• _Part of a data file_
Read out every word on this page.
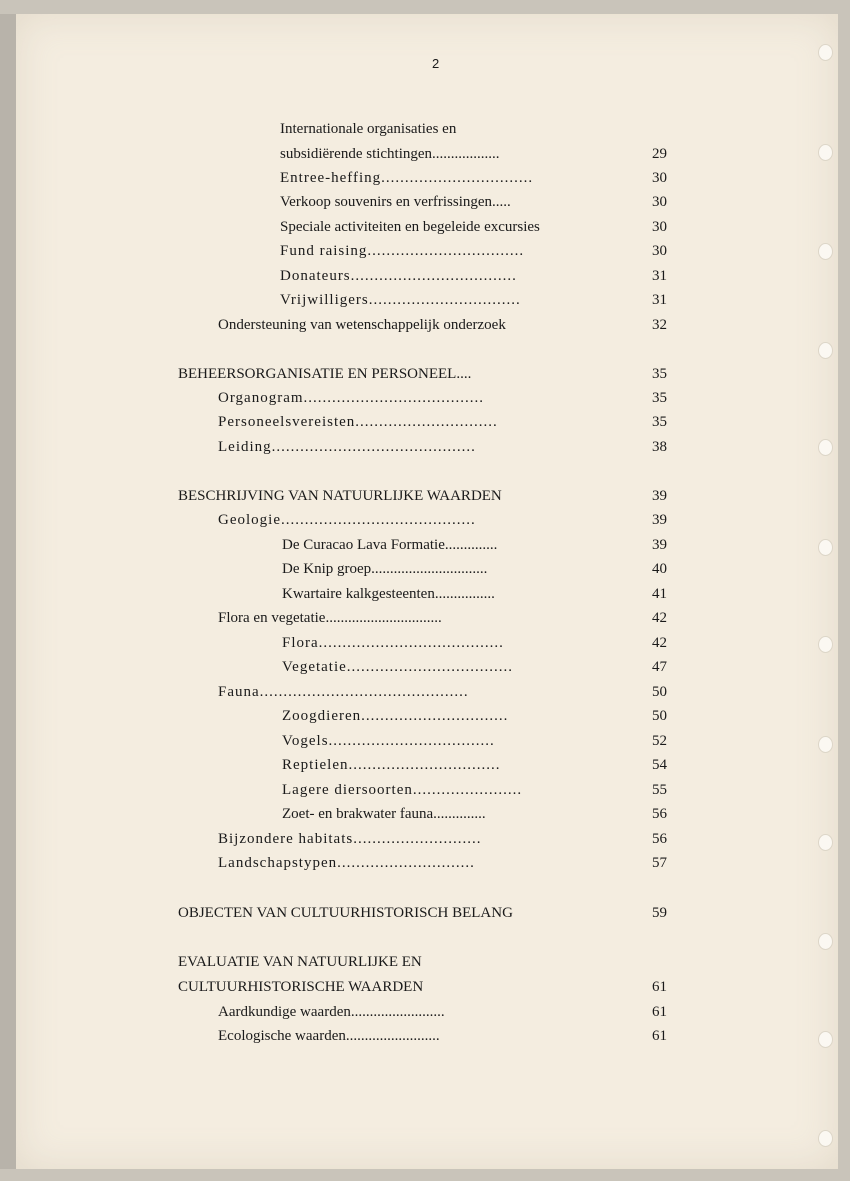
2
Internationale organisaties en
subsidiërende stichtingen..................	29
Entree-heffing................................	30
Verkoop souvenirs en verfrissingen.....	30
Speciale activiteiten en begeleide excursies	30
Fund raising.................................	30
Donateurs...................................	31
Vrijwilligers................................	31
Ondersteuning van wetenschappelijk onderzoek	32
BEHEERSORGANISATIE EN PERSONEEL....	35
Organogram......................................	35
Personeelsvereisten..............................	35
Leiding...........................................	38
BESCHRIJVING VAN NATUURLIJKE WAARDEN	39
Geologie.........................................	39
De Curacao Lava Formatie..............	39
De Knip groep...............................	40
Kwartaire kalkgesteenten................	41
Flora en vegetatie...............................	42
Flora.......................................	42
Vegetatie...................................	47
Fauna............................................	50
Zoogdieren...............................	50
Vogels...................................	52
Reptielen................................	54
Lagere diersoorten.......................	55
Zoet- en brakwater fauna..............	56
Bijzondere habitats...........................	56
Landschapstypen.............................	57
OBJECTEN VAN CULTUURHISTORISCH BELANG	59
EVALUATIE VAN NATUURLIJKE EN
CULTUURHISTORISCHE WAARDEN	61
Aardkundige waarden.........................	61
Ecologische waarden.........................	61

• _Goal_
Quote every record above exactly, leaving out any pictures.

• _Solution for this problem_
Read out every word on this page.
2
Internationale organisaties en
subsidiërende stichtingen..................	29
Entree-heffing................................	30
Verkoop souvenirs en verfrissingen.....	30
Speciale activiteiten en begeleide excursies	30
Fund raising.................................	30
Donateurs...................................	31
Vrijwilligers................................	31
Ondersteuning van wetenschappelijk onderzoek	32
BEHEERSORGANISATIE EN PERSONEEL....	35
Organogram......................................	35
Personeelsvereisten..............................	35
Leiding...........................................	38
BESCHRIJVING VAN NATUURLIJKE WAARDEN	39
Geologie.........................................	39
De Curacao Lava Formatie..............	39
De Knip groep...............................	40
Kwartaire kalkgesteenten................	41
Flora en vegetatie...............................	42
Flora.......................................	42
Vegetatie...................................	47
Fauna............................................	50
Zoogdieren...............................	50
Vogels...................................	52
Reptielen................................	54
Lagere diersoorten.......................	55
Zoet- en brakwater fauna..............	56
Bijzondere habitats...........................	56
Landschapstypen.............................	57
OBJECTEN VAN CULTUURHISTORISCH BELANG	59
EVALUATIE VAN NATUURLIJKE EN
CULTUURHISTORISCHE WAARDEN	61
Aardkundige waarden.........................	61
Ecologische waarden.........................	61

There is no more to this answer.